#### [Directions for this task]
Quote all of the data exactly as given. Skip every picture it contains.

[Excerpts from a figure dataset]
▼
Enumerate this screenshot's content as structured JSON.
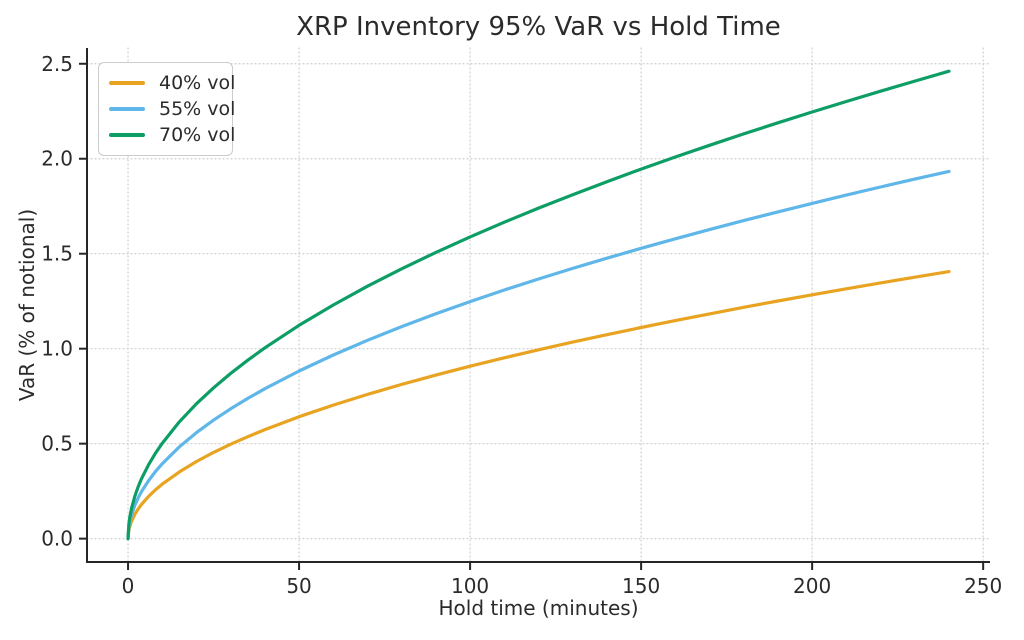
{
  "chart_data": {
    "type": "line",
    "title": "XRP Inventory 95% VaR vs Hold Time",
    "xlabel": "Hold time (minutes)",
    "ylabel": "VaR (% of notional)",
    "xlim": [
      -12,
      252
    ],
    "ylim": [
      -0.123,
      2.583
    ],
    "grid": "dotted",
    "legend_position": "upper-left",
    "x_ticks": {
      "values": [
        0,
        50,
        100,
        150,
        200,
        250
      ],
      "labels": [
        "0",
        "50",
        "100",
        "150",
        "200",
        "250"
      ]
    },
    "y_ticks": {
      "values": [
        0,
        0.5,
        1.0,
        1.5,
        2.0,
        2.5
      ],
      "labels": [
        "0.0",
        "0.5",
        "1.0",
        "1.5",
        "2.0",
        "2.5"
      ]
    },
    "x": [
      0,
      0.25,
      0.5,
      1,
      2,
      3,
      4,
      6,
      8,
      10,
      15,
      20,
      25,
      30,
      35,
      40,
      50,
      60,
      70,
      80,
      90,
      100,
      110,
      120,
      130,
      140,
      150,
      160,
      170,
      180,
      190,
      200,
      210,
      220,
      230,
      240
    ],
    "series": [
      {
        "name": "40% vol",
        "color": "#E8A321",
        "values": [
          0,
          0.0454,
          0.0642,
          0.0908,
          0.1284,
          0.1572,
          0.1815,
          0.2223,
          0.2567,
          0.287,
          0.3515,
          0.4059,
          0.4538,
          0.4971,
          0.5369,
          0.574,
          0.6418,
          0.703,
          0.7593,
          0.8118,
          0.861,
          0.9076,
          0.9519,
          0.9942,
          1.0348,
          1.0739,
          1.1116,
          1.148,
          1.1833,
          1.2177,
          1.251,
          1.2835,
          1.3152,
          1.3462,
          1.3764,
          1.406
        ]
      },
      {
        "name": "55% vol",
        "color": "#5FB6E8",
        "values": [
          0,
          0.0624,
          0.0882,
          0.1248,
          0.1765,
          0.2162,
          0.2496,
          0.3057,
          0.353,
          0.3946,
          0.4833,
          0.5581,
          0.624,
          0.6835,
          0.7383,
          0.7893,
          0.8824,
          0.9666,
          1.0441,
          1.1162,
          1.1839,
          1.2479,
          1.3088,
          1.3671,
          1.4229,
          1.4766,
          1.5285,
          1.5786,
          1.6272,
          1.6743,
          1.7202,
          1.7648,
          1.8085,
          1.8511,
          1.8926,
          1.9333
        ]
      },
      {
        "name": "70% vol",
        "color": "#0D9E66",
        "values": [
          0,
          0.0794,
          0.1123,
          0.1588,
          0.2246,
          0.2751,
          0.3177,
          0.389,
          0.4492,
          0.5022,
          0.6151,
          0.7103,
          0.7941,
          0.8699,
          0.9396,
          1.0045,
          1.1231,
          1.2302,
          1.3288,
          1.4205,
          1.5067,
          1.5883,
          1.6658,
          1.7399,
          1.8109,
          1.8793,
          1.9453,
          2.0091,
          2.0709,
          2.131,
          2.1893,
          2.2461,
          2.3016,
          2.3557,
          2.4087,
          2.4606
        ]
      }
    ],
    "colors": {
      "grid": "#cfcfcf",
      "spine": "#262626",
      "tick_text": "#2b2b2b",
      "legend_border": "#cccccc",
      "background": "#ffffff"
    }
  }
}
▲
#### [Result of the task]
Enumerate this screenshot's content as structured JSON.
{
  "chart_data": {
    "type": "line",
    "title": "XRP Inventory 95% VaR vs Hold Time",
    "xlabel": "Hold time (minutes)",
    "ylabel": "VaR (% of notional)",
    "xlim": [
      -12,
      252
    ],
    "ylim": [
      -0.123,
      2.583
    ],
    "grid": "dotted",
    "legend_position": "upper-left",
    "x_ticks": {
      "values": [
        0,
        50,
        100,
        150,
        200,
        250
      ],
      "labels": [
        "0",
        "50",
        "100",
        "150",
        "200",
        "250"
      ]
    },
    "y_ticks": {
      "values": [
        0,
        0.5,
        1.0,
        1.5,
        2.0,
        2.5
      ],
      "labels": [
        "0.0",
        "0.5",
        "1.0",
        "1.5",
        "2.0",
        "2.5"
      ]
    },
    "x": [
      0,
      0.25,
      0.5,
      1,
      2,
      3,
      4,
      6,
      8,
      10,
      15,
      20,
      25,
      30,
      35,
      40,
      50,
      60,
      70,
      80,
      90,
      100,
      110,
      120,
      130,
      140,
      150,
      160,
      170,
      180,
      190,
      200,
      210,
      220,
      230,
      240
    ],
    "series": [
      {
        "name": "40% vol",
        "color": "#E8A321",
        "values": [
          0,
          0.0454,
          0.0642,
          0.0908,
          0.1284,
          0.1572,
          0.1815,
          0.2223,
          0.2567,
          0.287,
          0.3515,
          0.4059,
          0.4538,
          0.4971,
          0.5369,
          0.574,
          0.6418,
          0.703,
          0.7593,
          0.8118,
          0.861,
          0.9076,
          0.9519,
          0.9942,
          1.0348,
          1.0739,
          1.1116,
          1.148,
          1.1833,
          1.2177,
          1.251,
          1.2835,
          1.3152,
          1.3462,
          1.3764,
          1.406
        ]
      },
      {
        "name": "55% vol",
        "color": "#5FB6E8",
        "values": [
          0,
          0.0624,
          0.0882,
          0.1248,
          0.1765,
          0.2162,
          0.2496,
          0.3057,
          0.353,
          0.3946,
          0.4833,
          0.5581,
          0.624,
          0.6835,
          0.7383,
          0.7893,
          0.8824,
          0.9666,
          1.0441,
          1.1162,
          1.1839,
          1.2479,
          1.3088,
          1.3671,
          1.4229,
          1.4766,
          1.5285,
          1.5786,
          1.6272,
          1.6743,
          1.7202,
          1.7648,
          1.8085,
          1.8511,
          1.8926,
          1.9333
        ]
      },
      {
        "name": "70% vol",
        "color": "#0D9E66",
        "values": [
          0,
          0.0794,
          0.1123,
          0.1588,
          0.2246,
          0.2751,
          0.3177,
          0.389,
          0.4492,
          0.5022,
          0.6151,
          0.7103,
          0.7941,
          0.8699,
          0.9396,
          1.0045,
          1.1231,
          1.2302,
          1.3288,
          1.4205,
          1.5067,
          1.5883,
          1.6658,
          1.7399,
          1.8109,
          1.8793,
          1.9453,
          2.0091,
          2.0709,
          2.131,
          2.1893,
          2.2461,
          2.3016,
          2.3557,
          2.4087,
          2.4606
        ]
      }
    ],
    "colors": {
      "grid": "#cfcfcf",
      "spine": "#262626",
      "tick_text": "#2b2b2b",
      "legend_border": "#cccccc",
      "background": "#ffffff"
    }
  }
}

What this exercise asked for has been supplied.